In the forum thread on palominos turning lighter in winter, what marking did one poster first notice once the horse's black muzzle hairs were gone in winter?

(Page text)
= = = =

# My dark palomino went light in winter-- normal?



## snoggle (Jun 13, 2009)

Most likely he will be darker in the summer. Mine did the same thing (I got her last May). When he sheds his winter coat he should go back to what he was (or something close to it). How old is he? I've heard that they tend to get darker with age, but I've also heard that they are all different and some get lighter from year to year and some get darker. So who knows?

Of course keeping his sun exposure minimized in the summer will keep him darker (mine's not a show horse so I don't care) and you can also try supplementing with paprika or "Gold as the Sun" (I think that's the name) which is mostly paprika, but a lot more expensive. Supposedly that will help them shed out darker. Good Luck!


----------



## Honeysuga (Sep 1, 2009)

Most palimonos that are relatively dark grow a lighter winter coat. They shed it back off in the spring and go back to being a darker horse once again.


----------



## EveningShadows (May 18, 2009)

No worries...I have 2 pals and they both do this. I thought it funny the first year but they've always shed out a nice golden color come spring. Bleach over the summer, almost an off-white/pale yellow in winter. 

Example - Dove in summer... (ignore my leaning on her neck please!)









And in winter...


----------



## snoggle (Jun 13, 2009)

Yeah, I actually posted something on here about how mine has black hairs on her muzzle in the summer, but they are gone in the winter. She lightened up so much in the winter that I noticed that she has a small snip, it wasn't visible under the black hairs in the summer. 

It's kinda like getting a new horse twice a year ;-)


----------



## CloudsMystique (Mar 3, 2009)

Definitely normal. Every palomino I know gets lighter in the winter... some more than others.


Here's my palomino in the summer:










And here he is in the winter:


----------



## haviris (Sep 16, 2009)

He should shed back into his nice dark color.

This is our palomino from Summer,








And Winter,








We don't have bad Winters here, so he doesn't get as fluffy as some, if he did I would expect him to lighten more then he does, but he doesn't really lighten all the much. Now my first palomino was a pale yellow in the summer, and in the winter it use to bug the crap out of me for people to refer to her as the white horse.


----------



## iridehorses (Oct 22, 2007)

Like everyone else who owns a palomino said, Hollywood was a nice golden color in the summer when I got him and is now a light, very dappled color.


----------

= = = =

[Saved entries]
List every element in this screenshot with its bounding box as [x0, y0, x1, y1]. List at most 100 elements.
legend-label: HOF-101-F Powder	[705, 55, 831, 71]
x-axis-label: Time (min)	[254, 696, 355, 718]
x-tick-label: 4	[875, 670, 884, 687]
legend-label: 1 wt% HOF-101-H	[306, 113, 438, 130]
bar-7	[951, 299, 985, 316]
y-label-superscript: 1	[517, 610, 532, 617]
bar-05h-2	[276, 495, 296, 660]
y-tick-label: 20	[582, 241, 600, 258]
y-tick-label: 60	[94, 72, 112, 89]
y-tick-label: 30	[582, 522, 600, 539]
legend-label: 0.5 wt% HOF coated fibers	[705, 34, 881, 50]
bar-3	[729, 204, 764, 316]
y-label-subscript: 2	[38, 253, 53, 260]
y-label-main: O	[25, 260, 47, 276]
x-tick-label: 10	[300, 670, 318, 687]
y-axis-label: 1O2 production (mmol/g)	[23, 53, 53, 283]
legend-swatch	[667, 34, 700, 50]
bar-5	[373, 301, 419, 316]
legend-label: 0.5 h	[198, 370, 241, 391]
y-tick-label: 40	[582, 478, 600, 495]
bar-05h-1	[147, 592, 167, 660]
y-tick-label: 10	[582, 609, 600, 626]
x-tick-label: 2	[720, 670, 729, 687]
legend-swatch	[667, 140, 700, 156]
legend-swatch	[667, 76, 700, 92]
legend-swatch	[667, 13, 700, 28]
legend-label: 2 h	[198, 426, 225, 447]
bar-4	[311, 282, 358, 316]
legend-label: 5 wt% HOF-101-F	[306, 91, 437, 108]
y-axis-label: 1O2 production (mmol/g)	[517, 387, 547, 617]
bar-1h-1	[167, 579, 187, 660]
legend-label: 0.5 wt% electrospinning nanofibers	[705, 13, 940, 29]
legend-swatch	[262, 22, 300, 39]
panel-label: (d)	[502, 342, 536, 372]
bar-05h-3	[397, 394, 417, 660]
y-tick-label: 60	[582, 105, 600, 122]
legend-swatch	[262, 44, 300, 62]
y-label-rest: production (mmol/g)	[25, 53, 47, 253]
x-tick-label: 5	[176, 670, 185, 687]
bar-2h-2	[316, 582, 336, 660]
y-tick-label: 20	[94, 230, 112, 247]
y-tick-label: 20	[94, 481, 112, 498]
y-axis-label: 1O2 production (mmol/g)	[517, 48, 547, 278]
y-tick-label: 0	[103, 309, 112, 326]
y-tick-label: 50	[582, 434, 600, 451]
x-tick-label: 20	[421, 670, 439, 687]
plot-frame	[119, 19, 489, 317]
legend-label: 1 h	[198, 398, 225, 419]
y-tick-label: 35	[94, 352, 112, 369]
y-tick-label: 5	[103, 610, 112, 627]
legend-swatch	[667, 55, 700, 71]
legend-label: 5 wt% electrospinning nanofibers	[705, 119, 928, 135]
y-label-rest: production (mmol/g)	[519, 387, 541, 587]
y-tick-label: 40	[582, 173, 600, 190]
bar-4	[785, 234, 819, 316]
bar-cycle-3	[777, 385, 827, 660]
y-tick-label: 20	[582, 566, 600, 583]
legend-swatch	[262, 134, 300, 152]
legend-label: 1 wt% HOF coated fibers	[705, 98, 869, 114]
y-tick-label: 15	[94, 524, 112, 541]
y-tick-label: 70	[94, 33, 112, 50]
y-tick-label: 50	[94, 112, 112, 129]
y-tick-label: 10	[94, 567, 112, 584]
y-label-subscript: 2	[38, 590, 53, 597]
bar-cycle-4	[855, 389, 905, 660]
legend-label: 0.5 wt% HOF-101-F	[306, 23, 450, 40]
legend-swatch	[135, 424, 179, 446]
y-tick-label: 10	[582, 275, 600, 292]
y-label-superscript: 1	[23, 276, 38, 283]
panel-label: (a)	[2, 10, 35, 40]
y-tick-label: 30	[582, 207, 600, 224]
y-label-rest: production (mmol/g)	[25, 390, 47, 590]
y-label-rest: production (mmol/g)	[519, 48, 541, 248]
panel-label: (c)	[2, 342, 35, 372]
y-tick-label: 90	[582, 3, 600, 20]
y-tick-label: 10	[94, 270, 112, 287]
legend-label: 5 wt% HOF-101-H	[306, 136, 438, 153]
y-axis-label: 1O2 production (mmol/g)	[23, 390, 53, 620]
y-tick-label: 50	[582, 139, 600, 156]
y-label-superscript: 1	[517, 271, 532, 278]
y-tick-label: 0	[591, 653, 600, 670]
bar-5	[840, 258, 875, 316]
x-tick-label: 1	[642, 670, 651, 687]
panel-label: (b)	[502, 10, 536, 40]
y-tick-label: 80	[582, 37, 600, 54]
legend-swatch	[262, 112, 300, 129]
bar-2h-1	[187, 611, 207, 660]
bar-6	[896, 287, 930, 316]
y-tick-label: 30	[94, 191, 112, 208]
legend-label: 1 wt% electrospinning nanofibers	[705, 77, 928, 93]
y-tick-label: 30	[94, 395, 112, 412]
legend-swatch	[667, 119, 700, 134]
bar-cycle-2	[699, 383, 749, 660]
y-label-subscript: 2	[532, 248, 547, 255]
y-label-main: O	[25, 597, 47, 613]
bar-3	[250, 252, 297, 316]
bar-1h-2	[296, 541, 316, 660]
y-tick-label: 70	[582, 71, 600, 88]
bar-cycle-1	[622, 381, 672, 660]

= = = =

(Right answer) A small snip.